> _ACTION ITEM_: Run through the records and, wherever a line holds the word "metro", return that line.

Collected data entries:
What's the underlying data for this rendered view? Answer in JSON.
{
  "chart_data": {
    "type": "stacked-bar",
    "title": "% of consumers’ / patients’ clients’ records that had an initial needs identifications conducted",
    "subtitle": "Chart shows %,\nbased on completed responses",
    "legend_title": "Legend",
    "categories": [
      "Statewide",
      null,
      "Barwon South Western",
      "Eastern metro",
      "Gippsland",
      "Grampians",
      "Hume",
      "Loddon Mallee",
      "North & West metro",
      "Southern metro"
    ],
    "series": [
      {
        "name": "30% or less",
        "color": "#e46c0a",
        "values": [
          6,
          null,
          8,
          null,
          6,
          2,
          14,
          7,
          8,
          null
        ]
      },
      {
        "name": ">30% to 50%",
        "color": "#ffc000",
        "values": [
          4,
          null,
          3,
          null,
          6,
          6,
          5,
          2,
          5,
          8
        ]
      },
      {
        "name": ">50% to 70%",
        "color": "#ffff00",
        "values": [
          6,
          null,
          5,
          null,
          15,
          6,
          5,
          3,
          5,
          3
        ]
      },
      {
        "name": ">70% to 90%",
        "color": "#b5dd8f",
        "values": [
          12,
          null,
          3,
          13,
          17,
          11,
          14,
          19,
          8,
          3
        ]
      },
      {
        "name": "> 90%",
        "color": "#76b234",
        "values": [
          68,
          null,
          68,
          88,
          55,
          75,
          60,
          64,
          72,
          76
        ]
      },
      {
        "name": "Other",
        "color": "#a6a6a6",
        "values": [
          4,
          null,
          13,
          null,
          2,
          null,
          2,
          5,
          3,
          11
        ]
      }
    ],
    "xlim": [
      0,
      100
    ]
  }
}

> _REPLY_:
      "Eastern metro",
      "North & West metro",
      "Southern metro"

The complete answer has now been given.